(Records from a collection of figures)
= = =
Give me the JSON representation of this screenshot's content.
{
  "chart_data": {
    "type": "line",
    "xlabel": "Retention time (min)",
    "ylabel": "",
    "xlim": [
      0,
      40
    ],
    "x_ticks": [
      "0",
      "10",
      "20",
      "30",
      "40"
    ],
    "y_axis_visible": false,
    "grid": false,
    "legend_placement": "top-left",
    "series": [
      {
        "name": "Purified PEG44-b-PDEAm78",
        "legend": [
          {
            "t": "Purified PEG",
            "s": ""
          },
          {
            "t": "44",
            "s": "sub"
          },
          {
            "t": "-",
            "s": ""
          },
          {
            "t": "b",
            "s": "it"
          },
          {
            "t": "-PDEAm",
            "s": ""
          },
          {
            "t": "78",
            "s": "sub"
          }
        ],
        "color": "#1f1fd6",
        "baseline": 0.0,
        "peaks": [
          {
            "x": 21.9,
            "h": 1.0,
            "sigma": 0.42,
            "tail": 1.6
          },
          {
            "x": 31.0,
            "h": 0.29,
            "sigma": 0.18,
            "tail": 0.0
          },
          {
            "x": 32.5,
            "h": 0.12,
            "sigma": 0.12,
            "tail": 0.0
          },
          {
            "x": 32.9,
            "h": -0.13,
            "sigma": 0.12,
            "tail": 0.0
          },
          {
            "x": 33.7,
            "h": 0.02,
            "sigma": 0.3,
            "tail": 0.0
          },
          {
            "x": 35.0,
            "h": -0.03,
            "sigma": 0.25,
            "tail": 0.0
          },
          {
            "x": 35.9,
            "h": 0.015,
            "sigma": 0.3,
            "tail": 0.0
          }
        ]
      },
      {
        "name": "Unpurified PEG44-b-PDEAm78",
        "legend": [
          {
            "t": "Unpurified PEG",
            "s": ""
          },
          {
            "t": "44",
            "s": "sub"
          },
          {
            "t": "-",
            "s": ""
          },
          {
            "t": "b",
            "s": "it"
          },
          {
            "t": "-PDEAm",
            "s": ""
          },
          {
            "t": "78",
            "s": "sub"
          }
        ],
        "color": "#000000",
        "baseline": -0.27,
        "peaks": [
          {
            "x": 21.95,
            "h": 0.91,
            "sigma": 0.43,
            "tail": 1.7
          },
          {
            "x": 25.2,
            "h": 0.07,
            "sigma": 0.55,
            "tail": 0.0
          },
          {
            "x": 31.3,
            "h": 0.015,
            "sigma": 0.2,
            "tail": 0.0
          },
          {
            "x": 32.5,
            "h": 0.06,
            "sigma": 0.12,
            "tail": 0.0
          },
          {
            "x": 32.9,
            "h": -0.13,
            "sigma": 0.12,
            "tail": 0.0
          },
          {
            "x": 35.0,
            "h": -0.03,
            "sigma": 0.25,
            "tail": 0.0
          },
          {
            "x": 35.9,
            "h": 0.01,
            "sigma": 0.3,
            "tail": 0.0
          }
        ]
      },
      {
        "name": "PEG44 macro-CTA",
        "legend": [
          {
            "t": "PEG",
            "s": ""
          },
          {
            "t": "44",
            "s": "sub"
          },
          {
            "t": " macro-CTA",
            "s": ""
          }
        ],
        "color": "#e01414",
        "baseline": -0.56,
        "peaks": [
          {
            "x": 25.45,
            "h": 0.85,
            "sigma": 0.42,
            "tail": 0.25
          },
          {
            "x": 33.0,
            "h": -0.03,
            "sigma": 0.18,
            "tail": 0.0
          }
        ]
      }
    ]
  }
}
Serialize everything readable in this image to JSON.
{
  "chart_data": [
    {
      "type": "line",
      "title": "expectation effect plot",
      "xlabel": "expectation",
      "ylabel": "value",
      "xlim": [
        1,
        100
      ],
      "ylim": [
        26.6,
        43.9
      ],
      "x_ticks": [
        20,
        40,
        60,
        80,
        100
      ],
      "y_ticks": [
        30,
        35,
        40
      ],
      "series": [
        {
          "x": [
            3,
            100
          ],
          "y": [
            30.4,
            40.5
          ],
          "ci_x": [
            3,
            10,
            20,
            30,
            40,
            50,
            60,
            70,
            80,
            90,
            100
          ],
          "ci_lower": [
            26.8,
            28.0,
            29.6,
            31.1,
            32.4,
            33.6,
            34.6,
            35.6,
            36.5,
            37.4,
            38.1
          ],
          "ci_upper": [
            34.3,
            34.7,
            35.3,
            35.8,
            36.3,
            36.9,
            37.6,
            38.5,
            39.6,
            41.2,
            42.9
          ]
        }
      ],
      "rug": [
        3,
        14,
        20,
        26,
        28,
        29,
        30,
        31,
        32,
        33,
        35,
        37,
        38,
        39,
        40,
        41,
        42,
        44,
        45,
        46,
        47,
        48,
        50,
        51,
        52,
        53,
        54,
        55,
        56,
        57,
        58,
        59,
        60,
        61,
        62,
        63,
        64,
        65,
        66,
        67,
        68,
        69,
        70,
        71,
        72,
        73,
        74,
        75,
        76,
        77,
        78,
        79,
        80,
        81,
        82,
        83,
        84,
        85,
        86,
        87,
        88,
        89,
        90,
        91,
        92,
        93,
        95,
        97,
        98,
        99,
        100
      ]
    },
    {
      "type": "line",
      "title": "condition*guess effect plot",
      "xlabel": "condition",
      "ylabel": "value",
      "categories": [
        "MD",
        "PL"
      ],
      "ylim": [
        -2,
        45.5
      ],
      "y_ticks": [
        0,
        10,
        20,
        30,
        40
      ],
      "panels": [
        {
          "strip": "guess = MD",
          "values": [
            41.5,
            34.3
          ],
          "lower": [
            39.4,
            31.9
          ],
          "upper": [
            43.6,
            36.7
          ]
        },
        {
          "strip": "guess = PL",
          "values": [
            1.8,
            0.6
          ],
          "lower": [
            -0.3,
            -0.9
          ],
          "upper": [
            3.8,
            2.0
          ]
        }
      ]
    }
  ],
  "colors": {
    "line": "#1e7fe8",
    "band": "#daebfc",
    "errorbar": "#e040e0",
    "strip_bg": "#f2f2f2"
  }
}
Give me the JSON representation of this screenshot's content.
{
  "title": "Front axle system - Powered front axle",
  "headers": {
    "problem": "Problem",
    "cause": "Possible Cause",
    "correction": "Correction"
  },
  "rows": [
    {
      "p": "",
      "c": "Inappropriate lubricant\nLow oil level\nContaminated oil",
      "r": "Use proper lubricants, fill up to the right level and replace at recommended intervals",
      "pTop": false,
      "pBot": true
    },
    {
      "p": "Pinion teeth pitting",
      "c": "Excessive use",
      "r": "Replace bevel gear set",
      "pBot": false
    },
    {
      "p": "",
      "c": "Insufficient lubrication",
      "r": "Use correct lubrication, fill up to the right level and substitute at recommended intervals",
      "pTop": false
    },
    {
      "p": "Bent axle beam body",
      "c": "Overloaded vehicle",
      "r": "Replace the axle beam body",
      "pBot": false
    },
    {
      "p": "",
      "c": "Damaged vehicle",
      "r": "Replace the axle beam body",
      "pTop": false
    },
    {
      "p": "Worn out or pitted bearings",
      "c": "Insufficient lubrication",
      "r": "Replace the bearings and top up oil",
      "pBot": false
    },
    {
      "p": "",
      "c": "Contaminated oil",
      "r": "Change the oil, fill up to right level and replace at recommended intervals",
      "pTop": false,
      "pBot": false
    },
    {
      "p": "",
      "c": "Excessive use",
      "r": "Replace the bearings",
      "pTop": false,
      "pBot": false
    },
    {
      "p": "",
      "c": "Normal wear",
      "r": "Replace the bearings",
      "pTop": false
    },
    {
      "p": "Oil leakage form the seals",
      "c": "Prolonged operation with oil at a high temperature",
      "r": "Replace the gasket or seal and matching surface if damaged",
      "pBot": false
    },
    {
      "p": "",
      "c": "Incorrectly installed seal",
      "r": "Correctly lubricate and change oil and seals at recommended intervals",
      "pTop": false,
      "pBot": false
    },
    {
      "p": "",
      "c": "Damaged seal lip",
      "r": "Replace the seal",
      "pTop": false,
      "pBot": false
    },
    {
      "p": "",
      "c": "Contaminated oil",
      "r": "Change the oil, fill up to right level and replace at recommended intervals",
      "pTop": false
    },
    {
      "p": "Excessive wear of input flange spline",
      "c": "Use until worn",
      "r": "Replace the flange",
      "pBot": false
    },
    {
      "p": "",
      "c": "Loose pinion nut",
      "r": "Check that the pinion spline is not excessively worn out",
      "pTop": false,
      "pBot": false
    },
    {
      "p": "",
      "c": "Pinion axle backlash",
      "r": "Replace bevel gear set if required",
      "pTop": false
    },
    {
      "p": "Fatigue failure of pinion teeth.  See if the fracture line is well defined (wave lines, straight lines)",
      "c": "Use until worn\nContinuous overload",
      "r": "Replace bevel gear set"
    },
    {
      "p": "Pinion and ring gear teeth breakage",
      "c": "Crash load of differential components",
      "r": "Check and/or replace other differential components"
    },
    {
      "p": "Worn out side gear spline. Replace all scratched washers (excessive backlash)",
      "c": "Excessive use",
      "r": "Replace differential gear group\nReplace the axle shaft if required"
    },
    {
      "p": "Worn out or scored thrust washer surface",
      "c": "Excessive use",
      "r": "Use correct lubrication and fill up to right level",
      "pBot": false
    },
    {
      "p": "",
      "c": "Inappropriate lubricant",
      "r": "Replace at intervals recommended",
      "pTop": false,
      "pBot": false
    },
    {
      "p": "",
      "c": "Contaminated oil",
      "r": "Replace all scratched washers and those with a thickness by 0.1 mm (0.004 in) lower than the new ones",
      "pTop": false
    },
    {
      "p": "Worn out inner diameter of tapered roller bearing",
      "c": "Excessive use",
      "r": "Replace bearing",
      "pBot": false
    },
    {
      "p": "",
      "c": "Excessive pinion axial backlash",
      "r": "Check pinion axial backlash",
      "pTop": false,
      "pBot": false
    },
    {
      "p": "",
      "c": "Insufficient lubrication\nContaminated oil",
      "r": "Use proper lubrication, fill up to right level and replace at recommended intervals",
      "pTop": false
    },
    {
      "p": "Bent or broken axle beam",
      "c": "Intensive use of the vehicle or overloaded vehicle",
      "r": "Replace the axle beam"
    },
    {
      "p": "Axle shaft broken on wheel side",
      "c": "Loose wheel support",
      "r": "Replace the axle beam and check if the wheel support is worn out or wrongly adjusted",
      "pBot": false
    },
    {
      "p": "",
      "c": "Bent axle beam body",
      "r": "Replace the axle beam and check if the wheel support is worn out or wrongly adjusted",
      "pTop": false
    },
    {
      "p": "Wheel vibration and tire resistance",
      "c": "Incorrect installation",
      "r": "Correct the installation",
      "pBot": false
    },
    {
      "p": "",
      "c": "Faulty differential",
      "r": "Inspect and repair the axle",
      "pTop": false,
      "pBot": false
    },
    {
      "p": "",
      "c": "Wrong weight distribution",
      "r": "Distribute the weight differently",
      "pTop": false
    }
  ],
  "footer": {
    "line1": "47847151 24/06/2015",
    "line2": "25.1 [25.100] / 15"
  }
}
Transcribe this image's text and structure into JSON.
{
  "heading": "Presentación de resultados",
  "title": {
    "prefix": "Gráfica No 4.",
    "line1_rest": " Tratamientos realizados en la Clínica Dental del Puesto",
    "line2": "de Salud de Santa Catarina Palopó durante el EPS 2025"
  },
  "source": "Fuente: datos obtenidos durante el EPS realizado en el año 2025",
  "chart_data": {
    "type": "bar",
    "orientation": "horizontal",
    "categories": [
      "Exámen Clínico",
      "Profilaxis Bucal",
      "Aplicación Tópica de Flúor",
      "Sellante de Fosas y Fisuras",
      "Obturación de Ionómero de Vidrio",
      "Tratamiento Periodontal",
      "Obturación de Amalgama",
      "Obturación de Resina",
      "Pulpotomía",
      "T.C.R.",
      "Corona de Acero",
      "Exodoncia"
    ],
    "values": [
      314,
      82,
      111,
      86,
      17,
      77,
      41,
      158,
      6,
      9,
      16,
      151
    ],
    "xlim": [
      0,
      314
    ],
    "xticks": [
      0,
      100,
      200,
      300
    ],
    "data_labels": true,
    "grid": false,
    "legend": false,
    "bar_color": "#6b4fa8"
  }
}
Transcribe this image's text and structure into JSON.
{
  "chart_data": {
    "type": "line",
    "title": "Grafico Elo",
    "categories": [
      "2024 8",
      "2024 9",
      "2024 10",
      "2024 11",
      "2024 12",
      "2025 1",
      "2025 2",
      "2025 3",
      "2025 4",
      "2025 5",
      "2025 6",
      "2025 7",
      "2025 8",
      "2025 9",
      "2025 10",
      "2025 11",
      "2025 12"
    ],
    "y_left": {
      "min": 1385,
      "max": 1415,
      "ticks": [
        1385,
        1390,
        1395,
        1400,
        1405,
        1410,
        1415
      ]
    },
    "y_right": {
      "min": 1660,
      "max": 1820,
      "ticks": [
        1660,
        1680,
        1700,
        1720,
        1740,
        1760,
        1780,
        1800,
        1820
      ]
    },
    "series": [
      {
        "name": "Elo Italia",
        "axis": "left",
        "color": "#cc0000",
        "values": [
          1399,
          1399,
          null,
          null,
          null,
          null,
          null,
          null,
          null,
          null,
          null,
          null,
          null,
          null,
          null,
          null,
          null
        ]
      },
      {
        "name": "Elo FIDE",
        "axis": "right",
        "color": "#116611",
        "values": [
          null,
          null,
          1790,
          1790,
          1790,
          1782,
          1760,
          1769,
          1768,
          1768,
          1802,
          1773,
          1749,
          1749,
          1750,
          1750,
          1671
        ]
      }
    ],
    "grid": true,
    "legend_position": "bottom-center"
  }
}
= = =
Task
Scan the listing above. Gather each line that contains the word "bearings".

The output
      "p": "Worn out or pitted bearings",
      "r": "Replace the bearings and top up oil",
      "r": "Replace the bearings",
      "r": "Replace the bearings",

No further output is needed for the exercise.